## Given problem
Drop every picture, then transcribe the remaining data exactly.

═══ Source material

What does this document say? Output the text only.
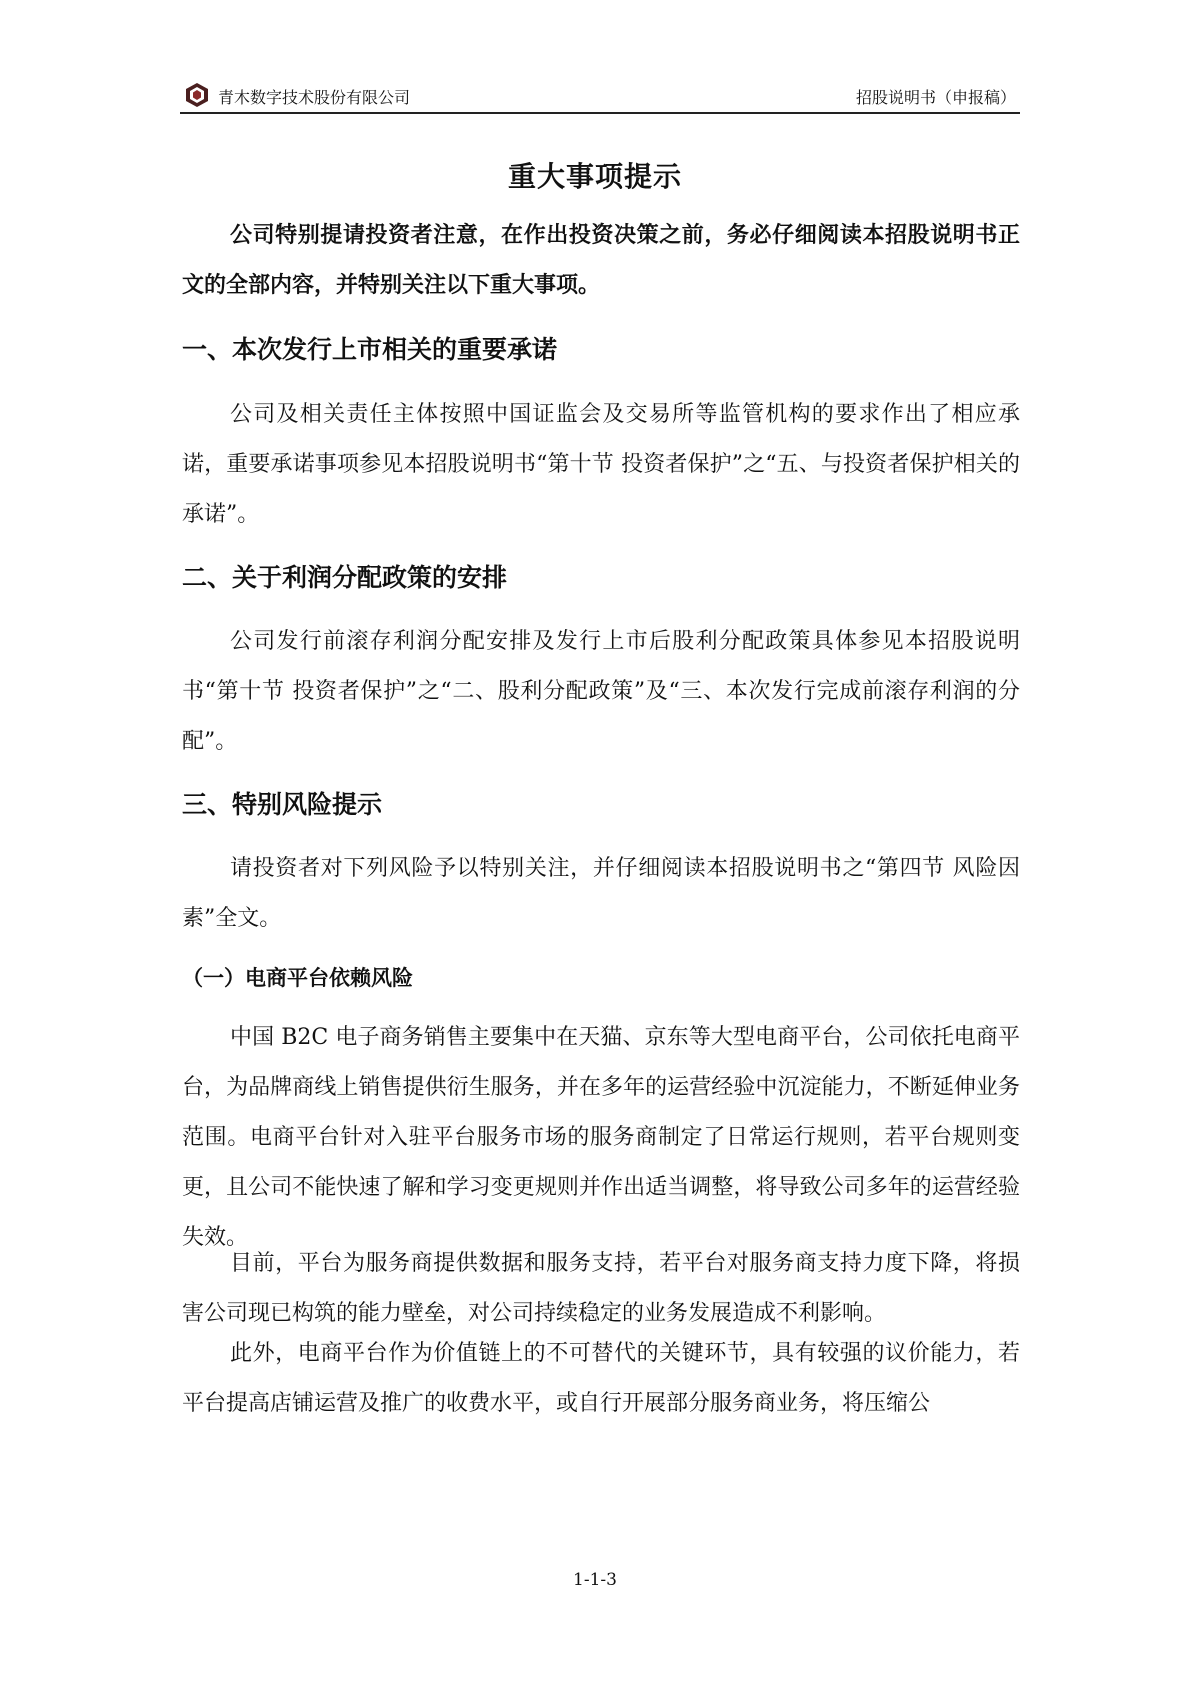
青木数字技术股份有限公司	招股说明书（申报稿）
重大事项提示

公司特别提请投资者注意，在作出投资决策之前，务必仔细阅读本招股说明书正文的全部内容，并特别关注以下重大事项。

一、本次发行上市相关的重要承诺

公司及相关责任主体按照中国证监会及交易所等监管机构的要求作出了相应承诺，重要承诺事项参见本招股说明书“第十节 投资者保护”之“五、与投资者保护相关的承诺”。

二、关于利润分配政策的安排

公司发行前滚存利润分配安排及发行上市后股利分配政策具体参见本招股说明书“第十节 投资者保护”之“二、股利分配政策”及“三、本次发行完成前滚存利润的分配”。

三、特别风险提示

请投资者对下列风险予以特别关注，并仔细阅读本招股说明书之“第四节 风险因素”全文。

（一）电商平台依赖风险

中国 B2C 电子商务销售主要集中在天猫、京东等大型电商平台，公司依托电商平台，为品牌商线上销售提供衍生服务，并在多年的运营经验中沉淀能力，不断延伸业务范围。电商平台针对入驻平台服务市场的服务商制定了日常运行规则，若平台规则变更，且公司不能快速了解和学习变更规则并作出适当调整，将导致公司多年的运营经验失效。

目前，平台为服务商提供数据和服务支持，若平台对服务商支持力度下降，将损害公司现已构筑的能力壁垒，对公司持续稳定的业务发展造成不利影响。

此外，电商平台作为价值链上的不可替代的关键环节，具有较强的议价能力，若平台提高店铺运营及推广的收费水平，或自行开展部分服务商业务，将压缩公

1-1-3
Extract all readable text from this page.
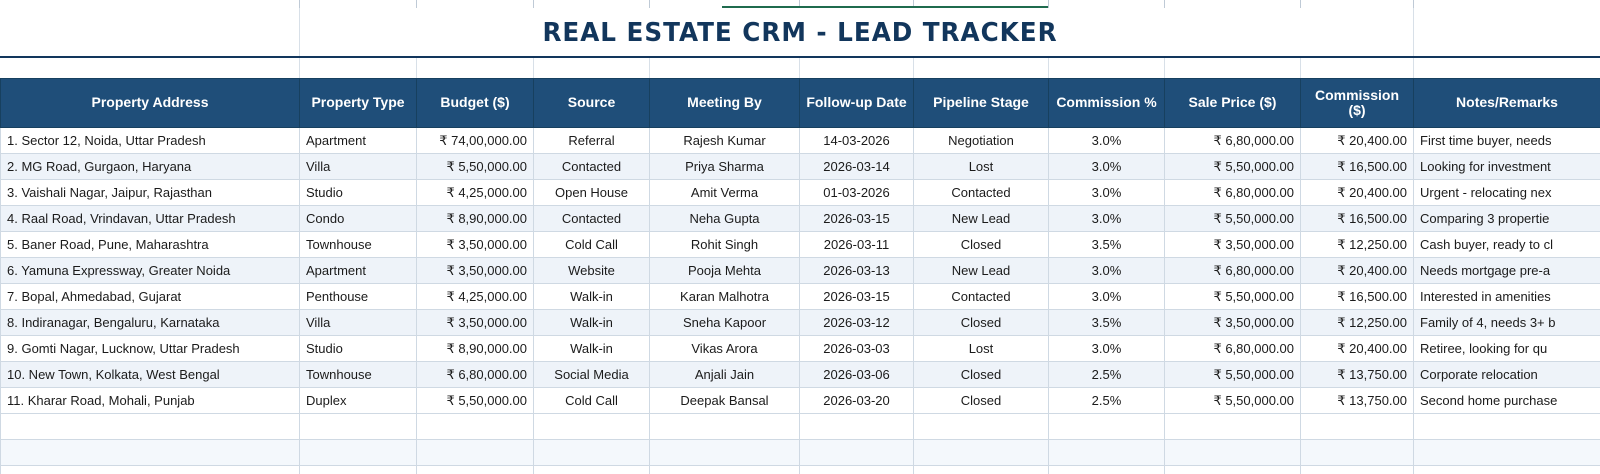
REAL ESTATE CRM - LEAD TRACKER
Property Address	Property Type	Budget ($)	Source	Meeting By	Follow-up Date	Pipeline Stage	Commission %	Sale Price ($)	Commission ($)	Notes/Remarks
1. Sector 12, Noida, Uttar Pradesh	Apartment	₹ 74,00,000.00	Referral	Rajesh Kumar	14-03-2026	Negotiation	3.0%	₹ 6,80,000.00	₹ 20,400.00	First time buyer, needs
2. MG Road, Gurgaon, Haryana	Villa	₹ 5,50,000.00	Contacted	Priya Sharma	2026-03-14	Lost	3.0%	₹ 5,50,000.00	₹ 16,500.00	Looking for investment
3. Vaishali Nagar, Jaipur, Rajasthan	Studio	₹ 4,25,000.00	Open House	Amit Verma	01-03-2026	Contacted	3.0%	₹ 6,80,000.00	₹ 20,400.00	Urgent - relocating nex
4. Raal Road, Vrindavan, Uttar Pradesh	Condo	₹ 8,90,000.00	Contacted	Neha Gupta	2026-03-15	New Lead	3.0%	₹ 5,50,000.00	₹ 16,500.00	Comparing 3 propertie
5. Baner Road, Pune, Maharashtra	Townhouse	₹ 3,50,000.00	Cold Call	Rohit Singh	2026-03-11	Closed	3.5%	₹ 3,50,000.00	₹ 12,250.00	Cash buyer, ready to cl
6. Yamuna Expressway, Greater Noida	Apartment	₹ 3,50,000.00	Website	Pooja Mehta	2026-03-13	New Lead	3.0%	₹ 6,80,000.00	₹ 20,400.00	Needs mortgage pre-a
7. Bopal, Ahmedabad, Gujarat	Penthouse	₹ 4,25,000.00	Walk-in	Karan Malhotra	2026-03-15	Contacted	3.0%	₹ 5,50,000.00	₹ 16,500.00	Interested in amenities
8. Indiranagar, Bengaluru, Karnataka	Villa	₹ 3,50,000.00	Walk-in	Sneha Kapoor	2026-03-12	Closed	3.5%	₹ 3,50,000.00	₹ 12,250.00	Family of 4, needs 3+ b
9. Gomti Nagar, Lucknow, Uttar Pradesh	Studio	₹ 8,90,000.00	Walk-in	Vikas Arora	2026-03-03	Lost	3.0%	₹ 6,80,000.00	₹ 20,400.00	Retiree, looking for qu
10. New Town, Kolkata, West Bengal	Townhouse	₹ 6,80,000.00	Social Media	Anjali Jain	2026-03-06	Closed	2.5%	₹ 5,50,000.00	₹ 13,750.00	Corporate relocation
11. Kharar Road, Mohali, Punjab	Duplex	₹ 5,50,000.00	Cold Call	Deepak Bansal	2026-03-20	Closed	2.5%	₹ 5,50,000.00	₹ 13,750.00	Second home purchase
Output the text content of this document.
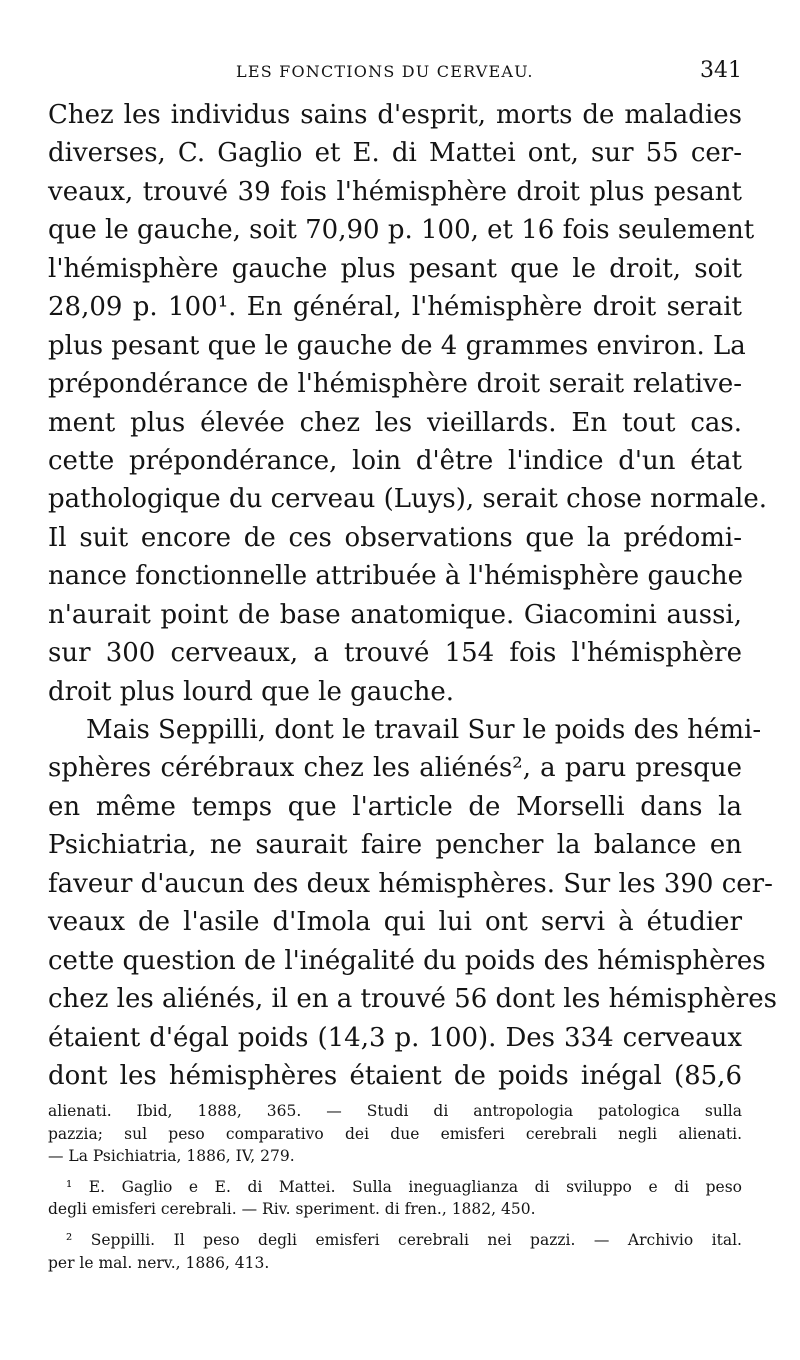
LES FONCTIONS DU CERVEAU.	341
Chez les individus sains d'esprit, morts de maladies
diverses, C. Gaglio et E. di Mattei ont, sur 55 cer-
veaux, trouvé 39 fois l'hémisphère droit plus pesant
que le gauche, soit 70,90 p. 100, et 16 fois seulement
l'hémisphère gauche plus pesant que le droit, soit
28,09 p. 100¹. En général, l'hémisphère droit serait
plus pesant que le gauche de 4 grammes environ. La
prépondérance de l'hémisphère droit serait relative-
ment plus élevée chez les vieillards. En tout cas.
cette prépondérance, loin d'être l'indice d'un état
pathologique du cerveau (Luys), serait chose normale.
Il suit encore de ces observations que la prédomi-
nance fonctionnelle attribuée à l'hémisphère gauche
n'aurait point de base anatomique. Giacomini aussi,
sur 300 cerveaux, a trouvé 154 fois l'hémisphère
droit plus lourd que le gauche.
Mais Seppilli, dont le travail Sur le poids des hémi-
sphères cérébraux chez les aliénés², a paru presque
en même temps que l'article de Morselli dans la
Psichiatria, ne saurait faire pencher la balance en
faveur d'aucun des deux hémisphères. Sur les 390 cer-
veaux de l'asile d'Imola qui lui ont servi à étudier
cette question de l'inégalité du poids des hémisphères
chez les aliénés, il en a trouvé 56 dont les hémisphères
étaient d'égal poids (14,3 p. 100). Des 334 cerveaux
dont les hémisphères étaient de poids inégal (85,6
alienati. Ibid, 1888, 365. — Studi di antropologia patologica sulla
pazzia; sul peso comparativo dei due emisferi cerebrali negli alienati.
— La Psichiatria, 1886, IV, 279.
¹ E. Gaglio e E. di Mattei. Sulla ineguaglianza di sviluppo e di peso
degli emisferi cerebrali. — Riv. speriment. di fren., 1882, 450.
² Seppilli. Il peso degli emisferi cerebrali nei pazzi. — Archivio ital.
per le mal. nerv., 1886, 413.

══════

## Exercise output
What does this document say? Output the text only.
青木数字技术股份有限公司	招股说明书（申报稿）
重大事项提示

公司特别提请投资者注意，在作出投资决策之前，务必仔细阅读本招股说明书正文的全部内容，并特别关注以下重大事项。

一、本次发行上市相关的重要承诺

公司及相关责任主体按照中国证监会及交易所等监管机构的要求作出了相应承诺，重要承诺事项参见本招股说明书“第十节 投资者保护”之“五、与投资者保护相关的承诺”。

二、关于利润分配政策的安排

公司发行前滚存利润分配安排及发行上市后股利分配政策具体参见本招股说明书“第十节 投资者保护”之“二、股利分配政策”及“三、本次发行完成前滚存利润的分配”。

三、特别风险提示

请投资者对下列风险予以特别关注，并仔细阅读本招股说明书之“第四节 风险因素”全文。

（一）电商平台依赖风险

中国 B2C 电子商务销售主要集中在天猫、京东等大型电商平台，公司依托电商平台，为品牌商线上销售提供衍生服务，并在多年的运营经验中沉淀能力，不断延伸业务范围。电商平台针对入驻平台服务市场的服务商制定了日常运行规则，若平台规则变更，且公司不能快速了解和学习变更规则并作出适当调整，将导致公司多年的运营经验失效。

目前，平台为服务商提供数据和服务支持，若平台对服务商支持力度下降，将损害公司现已构筑的能力壁垒，对公司持续稳定的业务发展造成不利影响。

此外，电商平台作为价值链上的不可替代的关键环节，具有较强的议价能力，若平台提高店铺运营及推广的收费水平，或自行开展部分服务商业务，将压缩公

1-1-3
Extract all readable text from this page.
REAL ESTATE CRM - LEAD TRACKER
Property Address	Property Type	Budget ($)	Source	Meeting By	Follow-up Date	Pipeline Stage	Commission %	Sale Price ($)	Commission ($)	Notes/Remarks
1. Sector 12, Noida, Uttar Pradesh	Apartment	₹ 74,00,000.00	Referral	Rajesh Kumar	14-03-2026	Negotiation	3.0%	₹ 6,80,000.00	₹ 20,400.00	First time buyer, needs
2. MG Road, Gurgaon, Haryana	Villa	₹ 5,50,000.00	Contacted	Priya Sharma	2026-03-14	Lost	3.0%	₹ 5,50,000.00	₹ 16,500.00	Looking for investment
3. Vaishali Nagar, Jaipur, Rajasthan	Studio	₹ 4,25,000.00	Open House	Amit Verma	01-03-2026	Contacted	3.0%	₹ 6,80,000.00	₹ 20,400.00	Urgent - relocating nex
4. Raal Road, Vrindavan, Uttar Pradesh	Condo	₹ 8,90,000.00	Contacted	Neha Gupta	2026-03-15	New Lead	3.0%	₹ 5,50,000.00	₹ 16,500.00	Comparing 3 propertie
5. Baner Road, Pune, Maharashtra	Townhouse	₹ 3,50,000.00	Cold Call	Rohit Singh	2026-03-11	Closed	3.5%	₹ 3,50,000.00	₹ 12,250.00	Cash buyer, ready to cl
6. Yamuna Expressway, Greater Noida	Apartment	₹ 3,50,000.00	Website	Pooja Mehta	2026-03-13	New Lead	3.0%	₹ 6,80,000.00	₹ 20,400.00	Needs mortgage pre-a
7. Bopal, Ahmedabad, Gujarat	Penthouse	₹ 4,25,000.00	Walk-in	Karan Malhotra	2026-03-15	Contacted	3.0%	₹ 5,50,000.00	₹ 16,500.00	Interested in amenities
8. Indiranagar, Bengaluru, Karnataka	Villa	₹ 3,50,000.00	Walk-in	Sneha Kapoor	2026-03-12	Closed	3.5%	₹ 3,50,000.00	₹ 12,250.00	Family of 4, needs 3+ b
9. Gomti Nagar, Lucknow, Uttar Pradesh	Studio	₹ 8,90,000.00	Walk-in	Vikas Arora	2026-03-03	Lost	3.0%	₹ 6,80,000.00	₹ 20,400.00	Retiree, looking for qu
10. New Town, Kolkata, West Bengal	Townhouse	₹ 6,80,000.00	Social Media	Anjali Jain	2026-03-06	Closed	2.5%	₹ 5,50,000.00	₹ 13,750.00	Corporate relocation
11. Kharar Road, Mohali, Punjab	Duplex	₹ 5,50,000.00	Cold Call	Deepak Bansal	2026-03-20	Closed	2.5%	₹ 5,50,000.00	₹ 13,750.00	Second home purchase
Output the text content of this document.
LES FONCTIONS DU CERVEAU.	341
Chez les individus sains d'esprit, morts de maladies
diverses, C. Gaglio et E. di Mattei ont, sur 55 cer-
veaux, trouvé 39 fois l'hémisphère droit plus pesant
que le gauche, soit 70,90 p. 100, et 16 fois seulement
l'hémisphère gauche plus pesant que le droit, soit
28,09 p. 100¹. En général, l'hémisphère droit serait
plus pesant que le gauche de 4 grammes environ. La
prépondérance de l'hémisphère droit serait relative-
ment plus élevée chez les vieillards. En tout cas.
cette prépondérance, loin d'être l'indice d'un état
pathologique du cerveau (Luys), serait chose normale.
Il suit encore de ces observations que la prédomi-
nance fonctionnelle attribuée à l'hémisphère gauche
n'aurait point de base anatomique. Giacomini aussi,
sur 300 cerveaux, a trouvé 154 fois l'hémisphère
droit plus lourd que le gauche.
Mais Seppilli, dont le travail Sur le poids des hémi-
sphères cérébraux chez les aliénés², a paru presque
en même temps que l'article de Morselli dans la
Psichiatria, ne saurait faire pencher la balance en
faveur d'aucun des deux hémisphères. Sur les 390 cer-
veaux de l'asile d'Imola qui lui ont servi à étudier
cette question de l'inégalité du poids des hémisphères
chez les aliénés, il en a trouvé 56 dont les hémisphères
étaient d'égal poids (14,3 p. 100). Des 334 cerveaux
dont les hémisphères étaient de poids inégal (85,6
alienati. Ibid, 1888, 365. — Studi di antropologia patologica sulla
pazzia; sul peso comparativo dei due emisferi cerebrali negli alienati.
— La Psichiatria, 1886, IV, 279.
¹ E. Gaglio e E. di Mattei. Sulla ineguaglianza di sviluppo e di peso
degli emisferi cerebrali. — Riv. speriment. di fren., 1882, 450.
² Seppilli. Il peso degli emisferi cerebrali nei pazzi. — Archivio ital.
per le mal. nerv., 1886, 413.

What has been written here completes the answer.